* Exercise details *
Show every line in the records below that contains the word "Граниты".

— Begin Record list —

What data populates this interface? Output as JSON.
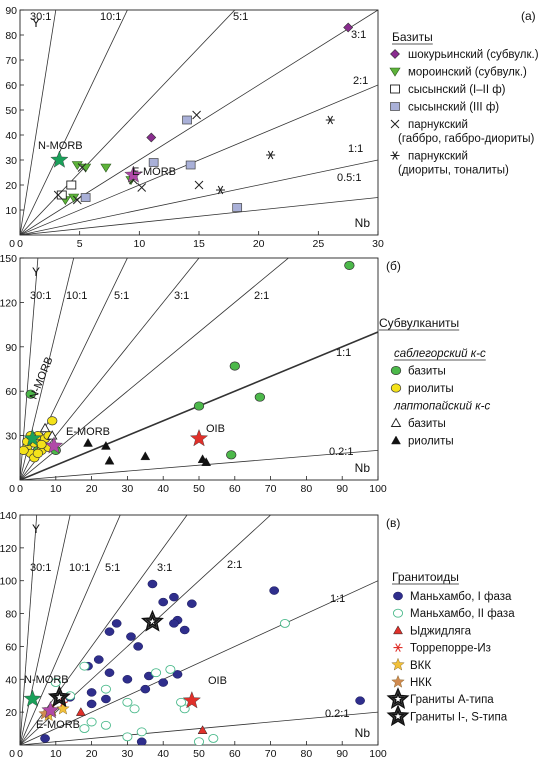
{
  "chart_data": [
    {
      "type": "scatter",
      "panel_label": "(а)",
      "ylabel": "Y",
      "xlabel": "Nb",
      "xlim": [
        0,
        30
      ],
      "ylim": [
        0,
        90
      ],
      "xticks": [
        0,
        5,
        10,
        15,
        20,
        25,
        30
      ],
      "yticks": [
        10,
        20,
        30,
        40,
        50,
        60,
        70,
        80,
        90
      ],
      "ratio_lines": [
        {
          "label": "30:1",
          "slope": 30
        },
        {
          "label": "10:1",
          "slope": 10
        },
        {
          "label": "5:1",
          "slope": 5
        },
        {
          "label": "3:1",
          "slope": 3
        },
        {
          "label": "2:1",
          "slope": 2
        },
        {
          "label": "1:1",
          "slope": 1
        },
        {
          "label": "0.5:1",
          "slope": 0.5
        }
      ],
      "legend_title": "Базиты",
      "legend_position": "right",
      "series": [
        {
          "name": "шокурьинский (субвулк.)",
          "marker": "diamond",
          "color": "#8a2c8f",
          "points": [
            [
              27.5,
              83
            ],
            [
              11,
              39
            ]
          ]
        },
        {
          "name": "мороинский (субвулк.)",
          "marker": "triangle-down",
          "color": "#5db33a",
          "points": [
            [
              5.5,
              27
            ],
            [
              4.8,
              28
            ],
            [
              7.2,
              27
            ],
            [
              9.3,
              22
            ],
            [
              3.8,
              14
            ],
            [
              4.5,
              15
            ]
          ]
        },
        {
          "name": "сысынский (I–II ф)",
          "marker": "square-open",
          "color": "#222222",
          "points": [
            [
              4.3,
              20
            ],
            [
              3.5,
              16
            ]
          ]
        },
        {
          "name": "сысынский (III ф)",
          "marker": "square",
          "color": "#a9b0d8",
          "points": [
            [
              14,
              46
            ],
            [
              11.2,
              29
            ],
            [
              14.3,
              28
            ],
            [
              5.5,
              15
            ],
            [
              18.2,
              11
            ]
          ]
        },
        {
          "name": "парнукский (габбро, габбро-диориты)",
          "marker": "x",
          "color": "#222222",
          "points": [
            [
              14.8,
              48
            ],
            [
              5.2,
              27
            ],
            [
              10.2,
              19
            ],
            [
              15,
              20
            ],
            [
              3.2,
              16
            ],
            [
              4.8,
              14
            ],
            [
              9.5,
              22
            ]
          ]
        },
        {
          "name": "парнукский (диориты, тоналиты)",
          "marker": "asterisk",
          "color": "#222222",
          "points": [
            [
              26,
              46
            ],
            [
              21,
              32
            ],
            [
              16.8,
              18
            ]
          ]
        }
      ],
      "references": [
        {
          "name": "N-MORB",
          "color": "#1aa05a",
          "point": [
            3.3,
            30
          ]
        },
        {
          "name": "E-MORB",
          "color": "#b04aa8",
          "point": [
            9.5,
            24
          ]
        }
      ]
    },
    {
      "type": "scatter",
      "panel_label": "(б)",
      "ylabel": "Y",
      "xlabel": "Nb",
      "xlim": [
        0,
        100
      ],
      "ylim": [
        0,
        150
      ],
      "xticks": [
        0,
        10,
        20,
        30,
        40,
        50,
        60,
        70,
        80,
        90,
        100
      ],
      "yticks": [
        30,
        60,
        90,
        120,
        150
      ],
      "ratio_lines": [
        {
          "label": "30:1",
          "slope": 30
        },
        {
          "label": "10:1",
          "slope": 10
        },
        {
          "label": "5:1",
          "slope": 5
        },
        {
          "label": "3:1",
          "slope": 3
        },
        {
          "label": "2:1",
          "slope": 2
        },
        {
          "label": "1:1",
          "slope": 1
        },
        {
          "label": "0.2:1",
          "slope": 0.2
        }
      ],
      "legend_title": "Субвулканиты",
      "legend_groups": [
        {
          "title": "саблегорский к-с",
          "series": [
            0,
            1
          ]
        },
        {
          "title": "лаптопайский к-с",
          "series": [
            2,
            3
          ]
        }
      ],
      "series": [
        {
          "name": "базиты",
          "marker": "circle",
          "color": "#4cb84a",
          "points": [
            [
              92,
              145
            ],
            [
              60,
              77
            ],
            [
              67,
              56
            ],
            [
              50,
              50
            ],
            [
              59,
              17
            ],
            [
              3,
              58
            ],
            [
              10,
              20
            ],
            [
              5,
              20
            ]
          ]
        },
        {
          "name": "риолиты",
          "marker": "circle",
          "color": "#f4e21a",
          "points": [
            [
              2,
              22
            ],
            [
              3,
              18
            ],
            [
              4,
              25
            ],
            [
              5,
              30
            ],
            [
              6,
              20
            ],
            [
              7,
              28
            ],
            [
              8,
              22
            ],
            [
              9,
              40
            ],
            [
              2,
              26
            ],
            [
              3,
              30
            ],
            [
              4,
              15
            ],
            [
              6,
              24
            ],
            [
              8,
              30
            ],
            [
              1,
              20
            ],
            [
              5,
              18
            ]
          ]
        },
        {
          "name": "базиты",
          "marker": "triangle-open",
          "color": "#222222",
          "points": [
            [
              7,
              35
            ],
            [
              9,
              30
            ]
          ]
        },
        {
          "name": "риолиты",
          "marker": "triangle",
          "color": "#111111",
          "points": [
            [
              19,
              25
            ],
            [
              24,
              23
            ],
            [
              25,
              13
            ],
            [
              35,
              16
            ],
            [
              51,
              14
            ],
            [
              52,
              12
            ]
          ]
        }
      ],
      "references": [
        {
          "name": "N-MORB",
          "color": "#1aa05a",
          "point": [
            3.5,
            28
          ]
        },
        {
          "name": "E-MORB",
          "color": "#b04aa8",
          "point": [
            9.5,
            23
          ]
        },
        {
          "name": "OIB",
          "color": "#e0302a",
          "point": [
            50,
            28
          ]
        }
      ]
    },
    {
      "type": "scatter",
      "panel_label": "(в)",
      "ylabel": "Y",
      "xlabel": "Nb",
      "xlim": [
        0,
        100
      ],
      "ylim": [
        0,
        140
      ],
      "xticks": [
        0,
        10,
        20,
        30,
        40,
        50,
        60,
        70,
        80,
        90,
        100
      ],
      "yticks": [
        20,
        40,
        60,
        80,
        100,
        120,
        140
      ],
      "ratio_lines": [
        {
          "label": "30:1",
          "slope": 30
        },
        {
          "label": "10:1",
          "slope": 10
        },
        {
          "label": "5:1",
          "slope": 5
        },
        {
          "label": "3:1",
          "slope": 3
        },
        {
          "label": "2:1",
          "slope": 2
        },
        {
          "label": "1:1",
          "slope": 1
        },
        {
          "label": "0.2:1",
          "slope": 0.2
        }
      ],
      "legend_title": "Гранитоиды",
      "series": [
        {
          "name": "Маньхамбо, I фаза",
          "marker": "ellipse",
          "color": "#2f2e8c",
          "points": [
            [
              37,
              98
            ],
            [
              71,
              94
            ],
            [
              43,
              90
            ],
            [
              40,
              87
            ],
            [
              48,
              86
            ],
            [
              44,
              76
            ],
            [
              43,
              74
            ],
            [
              46,
              70
            ],
            [
              27,
              74
            ],
            [
              25,
              69
            ],
            [
              31,
              66
            ],
            [
              33,
              60
            ],
            [
              19,
              48
            ],
            [
              22,
              52
            ],
            [
              25,
              44
            ],
            [
              30,
              40
            ],
            [
              36,
              42
            ],
            [
              44,
              43
            ],
            [
              40,
              38
            ],
            [
              35,
              34
            ],
            [
              20,
              32
            ],
            [
              24,
              28
            ],
            [
              14,
              29
            ],
            [
              20,
              25
            ],
            [
              95,
              27
            ],
            [
              7,
              4
            ],
            [
              34,
              2
            ]
          ]
        },
        {
          "name": "Маньхамбо, II фаза",
          "marker": "ellipse-open",
          "color": "#4cba8c",
          "points": [
            [
              74,
              74
            ],
            [
              38,
              44
            ],
            [
              42,
              46
            ],
            [
              18,
              48
            ],
            [
              24,
              34
            ],
            [
              30,
              26
            ],
            [
              32,
              22
            ],
            [
              20,
              14
            ],
            [
              24,
              12
            ],
            [
              18,
              10
            ],
            [
              46,
              22
            ],
            [
              45,
              26
            ],
            [
              10,
              38
            ],
            [
              14,
              30
            ],
            [
              54,
              4
            ],
            [
              50,
              2
            ],
            [
              30,
              5
            ],
            [
              34,
              8
            ]
          ]
        },
        {
          "name": "Ыджидляга",
          "marker": "triangle",
          "color": "#e0302a",
          "points": [
            [
              51,
              9
            ],
            [
              17,
              20
            ]
          ]
        },
        {
          "name": "Торрепорре-Из",
          "marker": "asterisk",
          "color": "#e0302a",
          "points": [
            [
              9,
              22
            ],
            [
              12,
              26
            ]
          ]
        },
        {
          "name": "ВКК",
          "marker": "star",
          "color": "#f1c03a",
          "points": [
            [
              12,
              22
            ],
            [
              8,
              18
            ]
          ]
        },
        {
          "name": "НКК",
          "marker": "star",
          "color": "#d08a50",
          "points": [
            [
              7,
              19
            ],
            [
              9,
              21
            ]
          ]
        },
        {
          "name": "Граниты А-типа",
          "marker": "star-ring",
          "color": "#111111",
          "points": [
            [
              37,
              75
            ]
          ]
        },
        {
          "name": "Граниты I-, S-типа",
          "marker": "star-ring-s",
          "color": "#111111",
          "points": [
            [
              11,
              29
            ]
          ]
        }
      ],
      "references": [
        {
          "name": "N-MORB",
          "color": "#1aa05a",
          "point": [
            3.5,
            28
          ]
        },
        {
          "name": "E-MORB",
          "color": "#b04aa8",
          "point": [
            8.5,
            21
          ]
        },
        {
          "name": "OIB",
          "color": "#e0302a",
          "point": [
            48,
            27
          ]
        }
      ]
    }
  ]
}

— End Record list —

* Task response *
          "name": "Граниты А-типа",
          "name": "Граниты I-, S-типа",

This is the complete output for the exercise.